_Supplied entries_
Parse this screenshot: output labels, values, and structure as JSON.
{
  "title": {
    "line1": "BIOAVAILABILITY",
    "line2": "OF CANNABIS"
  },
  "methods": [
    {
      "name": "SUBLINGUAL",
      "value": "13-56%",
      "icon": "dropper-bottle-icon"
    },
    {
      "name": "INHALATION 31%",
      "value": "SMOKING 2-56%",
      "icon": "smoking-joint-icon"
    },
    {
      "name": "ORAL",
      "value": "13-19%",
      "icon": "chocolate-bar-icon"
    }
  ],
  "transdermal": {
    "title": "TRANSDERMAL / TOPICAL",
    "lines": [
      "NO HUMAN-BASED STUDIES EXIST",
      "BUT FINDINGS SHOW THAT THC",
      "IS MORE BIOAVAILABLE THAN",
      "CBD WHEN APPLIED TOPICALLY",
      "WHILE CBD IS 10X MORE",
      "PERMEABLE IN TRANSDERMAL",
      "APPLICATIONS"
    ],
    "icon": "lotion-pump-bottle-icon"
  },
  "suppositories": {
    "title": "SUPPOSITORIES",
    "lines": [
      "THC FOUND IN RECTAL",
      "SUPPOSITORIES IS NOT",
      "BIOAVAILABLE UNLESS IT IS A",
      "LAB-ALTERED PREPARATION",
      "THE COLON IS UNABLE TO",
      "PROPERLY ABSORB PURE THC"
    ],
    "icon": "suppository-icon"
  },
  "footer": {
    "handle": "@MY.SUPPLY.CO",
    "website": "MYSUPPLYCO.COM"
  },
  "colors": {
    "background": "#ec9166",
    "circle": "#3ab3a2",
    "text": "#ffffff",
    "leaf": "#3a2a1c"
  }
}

_Exercise details_
Generate an exact reproduction of all entries.

_Answer to the problem_
Parse this screenshot: output labels, values, and structure as JSON.
{
  "title": {
    "line1": "BIOAVAILABILITY",
    "line2": "OF CANNABIS"
  },
  "methods": [
    {
      "name": "SUBLINGUAL",
      "value": "13-56%",
      "icon": "dropper-bottle-icon"
    },
    {
      "name": "INHALATION 31%",
      "value": "SMOKING 2-56%",
      "icon": "smoking-joint-icon"
    },
    {
      "name": "ORAL",
      "value": "13-19%",
      "icon": "chocolate-bar-icon"
    }
  ],
  "transdermal": {
    "title": "TRANSDERMAL / TOPICAL",
    "lines": [
      "NO HUMAN-BASED STUDIES EXIST",
      "BUT FINDINGS SHOW THAT THC",
      "IS MORE BIOAVAILABLE THAN",
      "CBD WHEN APPLIED TOPICALLY",
      "WHILE CBD IS 10X MORE",
      "PERMEABLE IN TRANSDERMAL",
      "APPLICATIONS"
    ],
    "icon": "lotion-pump-bottle-icon"
  },
  "suppositories": {
    "title": "SUPPOSITORIES",
    "lines": [
      "THC FOUND IN RECTAL",
      "SUPPOSITORIES IS NOT",
      "BIOAVAILABLE UNLESS IT IS A",
      "LAB-ALTERED PREPARATION",
      "THE COLON IS UNABLE TO",
      "PROPERLY ABSORB PURE THC"
    ],
    "icon": "suppository-icon"
  },
  "footer": {
    "handle": "@MY.SUPPLY.CO",
    "website": "MYSUPPLYCO.COM"
  },
  "colors": {
    "background": "#ec9166",
    "circle": "#3ab3a2",
    "text": "#ffffff",
    "leaf": "#3a2a1c"
  }
}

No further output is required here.